Task directions:
Copy out, from the entries below, each line holding the string "ylabel".

□ □ □ □

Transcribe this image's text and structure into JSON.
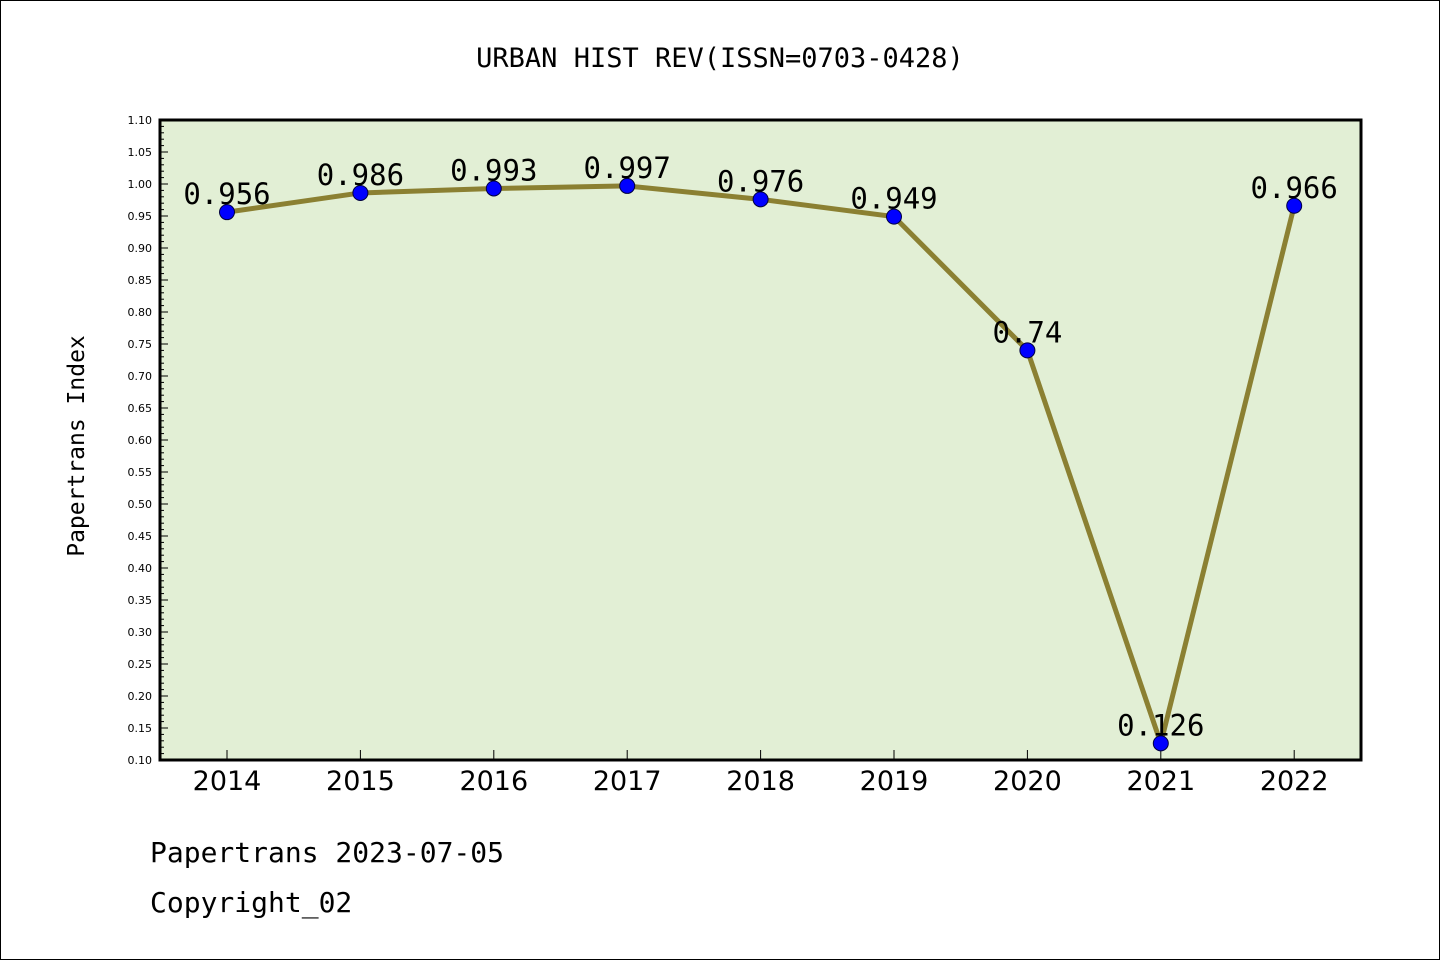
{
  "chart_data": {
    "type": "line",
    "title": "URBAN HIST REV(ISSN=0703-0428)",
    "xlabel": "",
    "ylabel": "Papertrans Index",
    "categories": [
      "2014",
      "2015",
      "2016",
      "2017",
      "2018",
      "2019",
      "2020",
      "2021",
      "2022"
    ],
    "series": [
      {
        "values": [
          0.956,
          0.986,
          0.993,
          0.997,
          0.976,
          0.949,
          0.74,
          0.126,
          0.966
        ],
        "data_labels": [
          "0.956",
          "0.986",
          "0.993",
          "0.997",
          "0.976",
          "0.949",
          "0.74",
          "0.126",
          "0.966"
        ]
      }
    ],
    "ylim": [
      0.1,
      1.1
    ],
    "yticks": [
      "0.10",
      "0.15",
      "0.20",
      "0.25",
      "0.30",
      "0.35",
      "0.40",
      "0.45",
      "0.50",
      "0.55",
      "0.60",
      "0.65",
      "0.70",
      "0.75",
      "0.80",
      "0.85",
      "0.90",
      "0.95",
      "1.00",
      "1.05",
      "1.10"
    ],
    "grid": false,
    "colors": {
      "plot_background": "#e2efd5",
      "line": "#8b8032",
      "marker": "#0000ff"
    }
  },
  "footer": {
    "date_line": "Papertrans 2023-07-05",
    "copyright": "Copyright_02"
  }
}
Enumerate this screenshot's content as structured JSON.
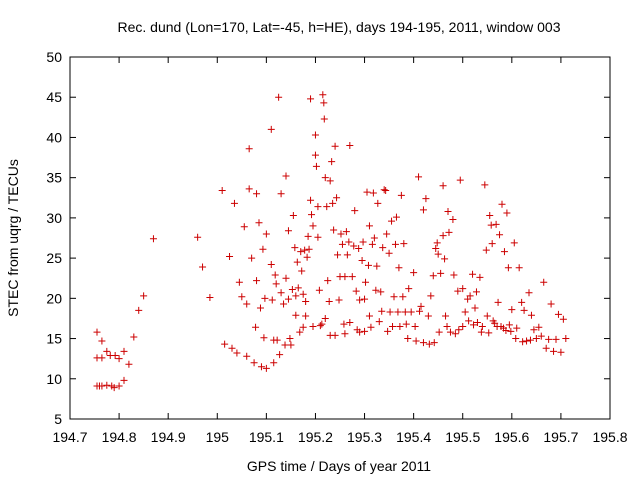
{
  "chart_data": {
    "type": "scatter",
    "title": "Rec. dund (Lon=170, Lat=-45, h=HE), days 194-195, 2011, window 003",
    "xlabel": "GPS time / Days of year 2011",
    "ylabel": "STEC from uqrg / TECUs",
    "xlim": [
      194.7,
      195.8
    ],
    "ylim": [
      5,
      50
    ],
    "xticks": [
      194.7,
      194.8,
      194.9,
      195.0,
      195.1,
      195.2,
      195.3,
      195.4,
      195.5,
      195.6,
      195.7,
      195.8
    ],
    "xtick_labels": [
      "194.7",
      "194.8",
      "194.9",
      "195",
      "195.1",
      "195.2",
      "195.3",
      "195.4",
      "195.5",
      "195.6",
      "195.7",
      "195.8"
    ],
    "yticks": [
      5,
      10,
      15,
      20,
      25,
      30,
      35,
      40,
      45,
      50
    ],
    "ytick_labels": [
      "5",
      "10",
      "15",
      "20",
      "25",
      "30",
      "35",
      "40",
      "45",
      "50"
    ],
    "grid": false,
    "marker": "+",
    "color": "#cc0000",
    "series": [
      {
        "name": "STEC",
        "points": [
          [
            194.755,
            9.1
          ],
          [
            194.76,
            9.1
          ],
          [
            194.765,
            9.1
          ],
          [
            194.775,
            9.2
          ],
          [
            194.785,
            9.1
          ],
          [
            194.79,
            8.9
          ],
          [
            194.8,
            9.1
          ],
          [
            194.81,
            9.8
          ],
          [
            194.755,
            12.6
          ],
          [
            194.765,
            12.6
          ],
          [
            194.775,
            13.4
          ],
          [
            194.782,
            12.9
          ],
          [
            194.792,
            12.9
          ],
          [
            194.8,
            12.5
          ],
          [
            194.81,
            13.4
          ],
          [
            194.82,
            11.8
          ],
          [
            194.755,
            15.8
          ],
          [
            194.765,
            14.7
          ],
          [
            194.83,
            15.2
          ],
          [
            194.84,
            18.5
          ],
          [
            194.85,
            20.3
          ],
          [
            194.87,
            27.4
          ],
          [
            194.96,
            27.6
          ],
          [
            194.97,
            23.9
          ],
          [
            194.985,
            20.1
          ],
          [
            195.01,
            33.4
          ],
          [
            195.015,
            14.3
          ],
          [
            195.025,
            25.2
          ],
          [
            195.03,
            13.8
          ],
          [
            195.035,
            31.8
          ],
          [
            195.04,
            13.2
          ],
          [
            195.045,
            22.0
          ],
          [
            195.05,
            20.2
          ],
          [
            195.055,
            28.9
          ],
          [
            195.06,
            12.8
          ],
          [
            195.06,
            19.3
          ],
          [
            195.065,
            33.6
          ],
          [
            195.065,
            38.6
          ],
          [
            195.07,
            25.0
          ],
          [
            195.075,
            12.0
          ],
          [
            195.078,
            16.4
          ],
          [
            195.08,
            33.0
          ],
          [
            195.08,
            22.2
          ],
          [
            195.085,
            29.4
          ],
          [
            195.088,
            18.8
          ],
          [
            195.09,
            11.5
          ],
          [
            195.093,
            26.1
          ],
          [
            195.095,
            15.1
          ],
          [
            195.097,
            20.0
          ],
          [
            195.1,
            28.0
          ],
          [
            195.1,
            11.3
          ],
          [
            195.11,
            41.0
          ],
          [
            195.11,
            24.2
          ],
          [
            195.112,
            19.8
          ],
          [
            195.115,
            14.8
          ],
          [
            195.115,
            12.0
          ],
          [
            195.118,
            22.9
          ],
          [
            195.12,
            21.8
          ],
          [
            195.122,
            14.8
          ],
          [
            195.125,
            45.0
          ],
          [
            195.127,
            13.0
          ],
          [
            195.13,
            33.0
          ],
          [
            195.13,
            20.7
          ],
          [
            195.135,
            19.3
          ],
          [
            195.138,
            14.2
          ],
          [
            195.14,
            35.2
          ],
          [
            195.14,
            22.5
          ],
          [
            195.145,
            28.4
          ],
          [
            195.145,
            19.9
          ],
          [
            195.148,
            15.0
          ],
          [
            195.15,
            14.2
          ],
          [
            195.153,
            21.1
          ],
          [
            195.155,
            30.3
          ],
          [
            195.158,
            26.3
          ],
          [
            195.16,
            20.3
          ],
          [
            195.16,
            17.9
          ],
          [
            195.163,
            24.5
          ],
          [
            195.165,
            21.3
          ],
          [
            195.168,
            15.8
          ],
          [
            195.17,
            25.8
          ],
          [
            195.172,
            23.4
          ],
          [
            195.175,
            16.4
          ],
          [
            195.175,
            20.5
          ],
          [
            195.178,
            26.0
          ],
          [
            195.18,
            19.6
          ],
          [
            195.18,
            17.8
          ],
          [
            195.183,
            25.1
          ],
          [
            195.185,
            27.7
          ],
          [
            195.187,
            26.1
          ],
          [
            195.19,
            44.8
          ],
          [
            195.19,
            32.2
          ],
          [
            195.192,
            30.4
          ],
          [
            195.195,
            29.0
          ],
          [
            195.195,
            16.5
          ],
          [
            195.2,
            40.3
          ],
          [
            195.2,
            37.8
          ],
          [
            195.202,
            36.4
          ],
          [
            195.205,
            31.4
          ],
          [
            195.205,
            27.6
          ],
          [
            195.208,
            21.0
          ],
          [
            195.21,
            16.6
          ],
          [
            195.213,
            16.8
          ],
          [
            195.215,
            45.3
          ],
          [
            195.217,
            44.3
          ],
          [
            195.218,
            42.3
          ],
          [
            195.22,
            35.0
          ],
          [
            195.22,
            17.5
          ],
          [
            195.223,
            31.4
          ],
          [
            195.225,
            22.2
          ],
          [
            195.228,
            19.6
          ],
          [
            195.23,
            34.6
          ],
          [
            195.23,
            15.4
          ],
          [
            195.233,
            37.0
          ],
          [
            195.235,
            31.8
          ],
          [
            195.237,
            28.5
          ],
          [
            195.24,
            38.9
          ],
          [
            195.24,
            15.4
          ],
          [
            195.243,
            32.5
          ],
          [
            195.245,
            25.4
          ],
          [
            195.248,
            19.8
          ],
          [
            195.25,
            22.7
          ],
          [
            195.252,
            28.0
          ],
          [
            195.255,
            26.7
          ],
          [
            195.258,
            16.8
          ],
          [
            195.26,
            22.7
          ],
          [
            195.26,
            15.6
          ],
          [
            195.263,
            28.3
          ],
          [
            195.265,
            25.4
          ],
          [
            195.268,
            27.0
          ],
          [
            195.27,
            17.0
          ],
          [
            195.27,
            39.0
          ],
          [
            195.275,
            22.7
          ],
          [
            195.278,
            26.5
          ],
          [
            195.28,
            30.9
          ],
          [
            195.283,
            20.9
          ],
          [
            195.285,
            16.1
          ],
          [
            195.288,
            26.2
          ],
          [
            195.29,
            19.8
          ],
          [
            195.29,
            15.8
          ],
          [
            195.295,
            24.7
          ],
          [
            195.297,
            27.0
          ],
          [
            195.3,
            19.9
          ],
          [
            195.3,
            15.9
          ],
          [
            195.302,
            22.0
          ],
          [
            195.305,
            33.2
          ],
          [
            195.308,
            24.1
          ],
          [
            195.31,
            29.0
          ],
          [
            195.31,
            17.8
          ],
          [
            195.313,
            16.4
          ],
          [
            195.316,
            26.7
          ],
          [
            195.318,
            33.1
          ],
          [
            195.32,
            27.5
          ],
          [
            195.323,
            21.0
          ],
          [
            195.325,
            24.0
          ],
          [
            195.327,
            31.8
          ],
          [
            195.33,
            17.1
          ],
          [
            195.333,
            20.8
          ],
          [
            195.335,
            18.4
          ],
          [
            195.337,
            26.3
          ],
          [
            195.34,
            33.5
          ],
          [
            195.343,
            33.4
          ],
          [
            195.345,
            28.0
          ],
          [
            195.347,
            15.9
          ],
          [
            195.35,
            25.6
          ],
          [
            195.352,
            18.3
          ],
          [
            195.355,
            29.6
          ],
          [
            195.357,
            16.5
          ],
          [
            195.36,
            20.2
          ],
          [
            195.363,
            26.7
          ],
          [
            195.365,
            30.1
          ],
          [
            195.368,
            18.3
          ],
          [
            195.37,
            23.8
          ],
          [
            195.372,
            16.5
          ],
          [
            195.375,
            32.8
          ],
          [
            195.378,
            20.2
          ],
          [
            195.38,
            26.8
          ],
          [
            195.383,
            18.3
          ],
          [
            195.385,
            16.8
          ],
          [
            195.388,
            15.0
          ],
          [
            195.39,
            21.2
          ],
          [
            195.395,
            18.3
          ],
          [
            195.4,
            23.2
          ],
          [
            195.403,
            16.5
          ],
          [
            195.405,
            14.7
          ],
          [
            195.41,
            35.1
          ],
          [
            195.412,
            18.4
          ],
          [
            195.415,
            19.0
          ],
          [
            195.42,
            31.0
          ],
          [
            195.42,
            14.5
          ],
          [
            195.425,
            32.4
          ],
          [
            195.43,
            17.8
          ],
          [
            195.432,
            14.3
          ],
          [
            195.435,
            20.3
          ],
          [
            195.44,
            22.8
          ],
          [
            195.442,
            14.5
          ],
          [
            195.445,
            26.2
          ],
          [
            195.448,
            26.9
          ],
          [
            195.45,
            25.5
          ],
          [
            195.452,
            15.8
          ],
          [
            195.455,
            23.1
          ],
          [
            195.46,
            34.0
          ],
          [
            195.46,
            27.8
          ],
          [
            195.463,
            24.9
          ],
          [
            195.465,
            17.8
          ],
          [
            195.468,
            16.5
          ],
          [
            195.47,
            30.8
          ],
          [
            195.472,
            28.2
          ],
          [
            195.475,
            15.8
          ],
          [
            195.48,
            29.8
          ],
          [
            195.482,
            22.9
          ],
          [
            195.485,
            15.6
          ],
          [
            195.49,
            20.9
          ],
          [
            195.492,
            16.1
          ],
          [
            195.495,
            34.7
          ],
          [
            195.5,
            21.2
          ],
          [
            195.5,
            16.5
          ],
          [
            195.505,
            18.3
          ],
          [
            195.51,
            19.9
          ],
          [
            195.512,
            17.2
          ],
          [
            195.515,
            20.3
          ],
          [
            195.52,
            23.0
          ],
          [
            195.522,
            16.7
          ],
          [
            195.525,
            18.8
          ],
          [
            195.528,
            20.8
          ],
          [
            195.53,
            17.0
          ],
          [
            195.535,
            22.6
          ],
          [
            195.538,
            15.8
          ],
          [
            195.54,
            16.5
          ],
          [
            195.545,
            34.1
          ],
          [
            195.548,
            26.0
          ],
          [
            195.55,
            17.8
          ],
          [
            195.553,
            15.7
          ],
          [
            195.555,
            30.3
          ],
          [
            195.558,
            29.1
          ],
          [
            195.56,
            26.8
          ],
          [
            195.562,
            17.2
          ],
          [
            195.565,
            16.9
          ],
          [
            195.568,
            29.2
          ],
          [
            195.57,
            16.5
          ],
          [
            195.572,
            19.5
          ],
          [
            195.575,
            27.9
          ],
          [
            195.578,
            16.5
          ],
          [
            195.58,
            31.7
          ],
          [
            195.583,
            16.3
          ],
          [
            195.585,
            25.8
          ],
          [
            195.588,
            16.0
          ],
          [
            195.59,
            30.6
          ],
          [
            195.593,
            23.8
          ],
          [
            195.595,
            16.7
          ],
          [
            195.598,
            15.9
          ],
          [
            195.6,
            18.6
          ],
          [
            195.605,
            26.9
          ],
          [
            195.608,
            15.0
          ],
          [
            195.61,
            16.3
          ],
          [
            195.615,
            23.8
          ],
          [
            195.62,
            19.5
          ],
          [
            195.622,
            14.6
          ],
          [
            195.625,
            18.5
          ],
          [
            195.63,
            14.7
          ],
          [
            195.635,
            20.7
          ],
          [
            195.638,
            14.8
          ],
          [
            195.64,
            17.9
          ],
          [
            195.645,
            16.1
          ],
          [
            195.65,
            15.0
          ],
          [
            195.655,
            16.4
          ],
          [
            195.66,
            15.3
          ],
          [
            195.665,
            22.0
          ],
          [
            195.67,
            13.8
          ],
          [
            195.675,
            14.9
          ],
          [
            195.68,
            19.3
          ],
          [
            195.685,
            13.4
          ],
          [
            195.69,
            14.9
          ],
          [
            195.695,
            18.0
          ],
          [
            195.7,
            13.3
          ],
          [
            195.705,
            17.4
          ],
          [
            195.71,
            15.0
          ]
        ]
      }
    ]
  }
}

□ □ □ □

The solution:
    "ylabel": "Papertrans Index",
    "ylabel": "STEC from uqrg / TECUs",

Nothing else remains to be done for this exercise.